> [What is asked]: Do any lines in the data below contain "screenshot"? If so, copy every one of them.

> [Stored data entries]:
— BEGIN —
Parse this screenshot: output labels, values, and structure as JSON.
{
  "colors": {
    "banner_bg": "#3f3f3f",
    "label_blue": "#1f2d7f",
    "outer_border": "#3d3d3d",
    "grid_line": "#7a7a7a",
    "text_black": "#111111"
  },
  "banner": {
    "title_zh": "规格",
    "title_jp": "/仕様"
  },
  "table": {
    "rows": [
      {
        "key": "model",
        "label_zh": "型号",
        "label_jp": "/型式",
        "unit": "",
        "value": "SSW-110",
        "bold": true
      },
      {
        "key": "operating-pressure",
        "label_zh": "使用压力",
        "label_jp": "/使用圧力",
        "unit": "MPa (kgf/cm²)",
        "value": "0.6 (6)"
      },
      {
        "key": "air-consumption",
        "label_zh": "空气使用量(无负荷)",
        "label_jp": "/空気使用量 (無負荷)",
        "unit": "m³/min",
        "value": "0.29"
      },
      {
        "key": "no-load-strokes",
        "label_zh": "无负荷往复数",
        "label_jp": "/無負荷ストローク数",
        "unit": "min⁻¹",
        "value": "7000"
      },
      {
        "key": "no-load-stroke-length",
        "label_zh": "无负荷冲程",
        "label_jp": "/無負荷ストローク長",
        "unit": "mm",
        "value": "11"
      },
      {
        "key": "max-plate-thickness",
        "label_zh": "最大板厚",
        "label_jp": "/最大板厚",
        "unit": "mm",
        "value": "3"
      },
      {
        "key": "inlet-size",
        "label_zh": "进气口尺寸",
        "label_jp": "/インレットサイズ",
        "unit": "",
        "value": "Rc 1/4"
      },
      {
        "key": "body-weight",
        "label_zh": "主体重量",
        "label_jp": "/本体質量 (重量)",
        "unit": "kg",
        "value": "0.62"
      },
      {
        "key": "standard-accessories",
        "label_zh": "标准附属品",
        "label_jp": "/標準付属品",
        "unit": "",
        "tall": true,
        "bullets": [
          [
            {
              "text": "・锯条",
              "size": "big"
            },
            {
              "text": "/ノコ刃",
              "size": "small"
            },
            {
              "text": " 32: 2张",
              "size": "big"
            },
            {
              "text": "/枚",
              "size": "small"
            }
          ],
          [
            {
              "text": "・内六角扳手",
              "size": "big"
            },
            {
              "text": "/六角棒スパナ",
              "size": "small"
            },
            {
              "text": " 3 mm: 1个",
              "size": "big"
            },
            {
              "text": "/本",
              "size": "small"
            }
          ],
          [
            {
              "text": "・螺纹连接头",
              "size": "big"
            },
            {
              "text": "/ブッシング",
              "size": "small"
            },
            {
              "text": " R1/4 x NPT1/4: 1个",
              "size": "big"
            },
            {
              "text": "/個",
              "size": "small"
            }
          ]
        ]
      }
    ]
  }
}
— END —
— BEGIN —
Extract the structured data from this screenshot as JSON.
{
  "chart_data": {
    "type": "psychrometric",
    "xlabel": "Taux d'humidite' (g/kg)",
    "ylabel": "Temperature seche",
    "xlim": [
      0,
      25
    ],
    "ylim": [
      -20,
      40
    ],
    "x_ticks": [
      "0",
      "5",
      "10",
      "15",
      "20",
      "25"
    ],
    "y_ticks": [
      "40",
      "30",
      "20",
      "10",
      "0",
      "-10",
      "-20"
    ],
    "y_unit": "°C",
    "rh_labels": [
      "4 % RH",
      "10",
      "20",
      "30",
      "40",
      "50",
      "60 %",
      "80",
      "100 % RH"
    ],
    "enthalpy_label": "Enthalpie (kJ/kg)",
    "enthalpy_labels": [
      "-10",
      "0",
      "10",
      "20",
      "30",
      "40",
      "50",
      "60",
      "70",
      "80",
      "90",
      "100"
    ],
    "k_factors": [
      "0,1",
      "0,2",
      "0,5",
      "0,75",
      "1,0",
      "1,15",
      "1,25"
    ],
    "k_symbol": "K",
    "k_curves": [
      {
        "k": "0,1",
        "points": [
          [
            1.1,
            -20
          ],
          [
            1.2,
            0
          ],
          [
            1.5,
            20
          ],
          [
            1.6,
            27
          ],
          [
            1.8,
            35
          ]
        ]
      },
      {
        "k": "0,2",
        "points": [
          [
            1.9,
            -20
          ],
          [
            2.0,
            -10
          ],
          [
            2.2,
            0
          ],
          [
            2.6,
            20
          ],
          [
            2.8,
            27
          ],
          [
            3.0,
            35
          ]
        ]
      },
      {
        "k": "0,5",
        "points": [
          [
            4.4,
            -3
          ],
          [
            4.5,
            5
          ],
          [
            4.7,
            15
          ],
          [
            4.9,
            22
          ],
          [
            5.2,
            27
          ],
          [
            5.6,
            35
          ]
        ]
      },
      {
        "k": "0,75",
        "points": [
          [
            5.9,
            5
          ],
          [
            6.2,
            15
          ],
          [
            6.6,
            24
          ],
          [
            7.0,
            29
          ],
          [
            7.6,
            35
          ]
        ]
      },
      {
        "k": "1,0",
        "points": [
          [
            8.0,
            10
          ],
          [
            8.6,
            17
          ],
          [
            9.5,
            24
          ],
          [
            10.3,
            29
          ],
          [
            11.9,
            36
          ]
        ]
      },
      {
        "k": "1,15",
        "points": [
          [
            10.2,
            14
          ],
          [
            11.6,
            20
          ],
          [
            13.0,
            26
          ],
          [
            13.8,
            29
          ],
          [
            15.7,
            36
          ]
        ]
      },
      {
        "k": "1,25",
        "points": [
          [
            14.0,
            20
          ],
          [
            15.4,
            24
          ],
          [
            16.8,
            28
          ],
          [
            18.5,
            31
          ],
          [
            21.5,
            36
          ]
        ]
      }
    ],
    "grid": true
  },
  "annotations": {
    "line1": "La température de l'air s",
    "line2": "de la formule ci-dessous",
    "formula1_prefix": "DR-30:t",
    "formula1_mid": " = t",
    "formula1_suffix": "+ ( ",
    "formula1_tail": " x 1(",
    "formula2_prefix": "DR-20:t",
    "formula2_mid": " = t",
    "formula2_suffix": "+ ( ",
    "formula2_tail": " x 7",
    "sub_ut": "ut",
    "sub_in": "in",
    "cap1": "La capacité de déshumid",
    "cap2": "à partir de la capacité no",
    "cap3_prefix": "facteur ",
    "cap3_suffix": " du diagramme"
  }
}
— END —
— BEGIN —
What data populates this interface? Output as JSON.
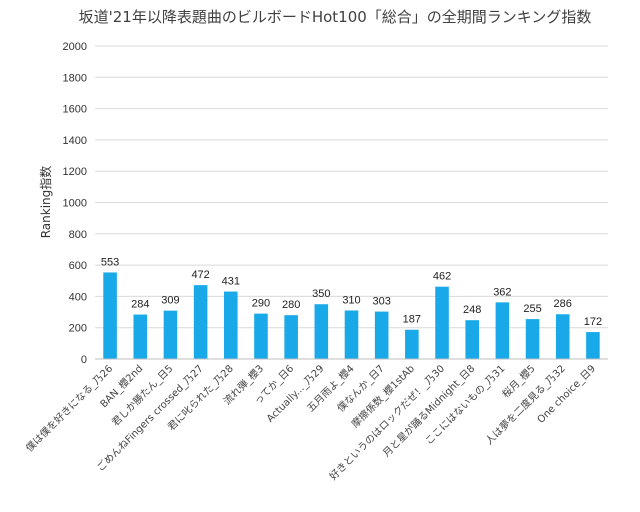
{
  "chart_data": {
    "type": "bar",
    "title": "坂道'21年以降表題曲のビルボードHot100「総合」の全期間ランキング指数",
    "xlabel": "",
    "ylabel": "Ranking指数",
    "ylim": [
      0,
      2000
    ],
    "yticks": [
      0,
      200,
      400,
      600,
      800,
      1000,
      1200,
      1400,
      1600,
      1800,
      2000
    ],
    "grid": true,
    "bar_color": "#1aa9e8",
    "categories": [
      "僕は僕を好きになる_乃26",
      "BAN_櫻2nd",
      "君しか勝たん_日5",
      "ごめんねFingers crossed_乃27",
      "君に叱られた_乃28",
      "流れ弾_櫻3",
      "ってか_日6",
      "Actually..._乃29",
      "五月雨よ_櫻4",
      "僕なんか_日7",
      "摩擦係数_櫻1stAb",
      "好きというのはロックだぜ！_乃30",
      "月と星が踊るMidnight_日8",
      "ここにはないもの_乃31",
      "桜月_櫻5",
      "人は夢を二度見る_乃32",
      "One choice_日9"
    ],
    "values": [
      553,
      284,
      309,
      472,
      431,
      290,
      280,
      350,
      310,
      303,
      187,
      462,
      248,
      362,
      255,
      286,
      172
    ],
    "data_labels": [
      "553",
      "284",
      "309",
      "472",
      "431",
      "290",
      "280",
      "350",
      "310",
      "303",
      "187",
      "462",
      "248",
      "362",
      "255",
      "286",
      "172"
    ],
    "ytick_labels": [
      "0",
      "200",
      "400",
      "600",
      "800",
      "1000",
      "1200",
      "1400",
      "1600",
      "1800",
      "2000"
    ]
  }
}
— END —
> [Exercise response]:
Parse this screenshot: output labels, values, and structure as JSON.
Extract the structured data from this screenshot as JSON.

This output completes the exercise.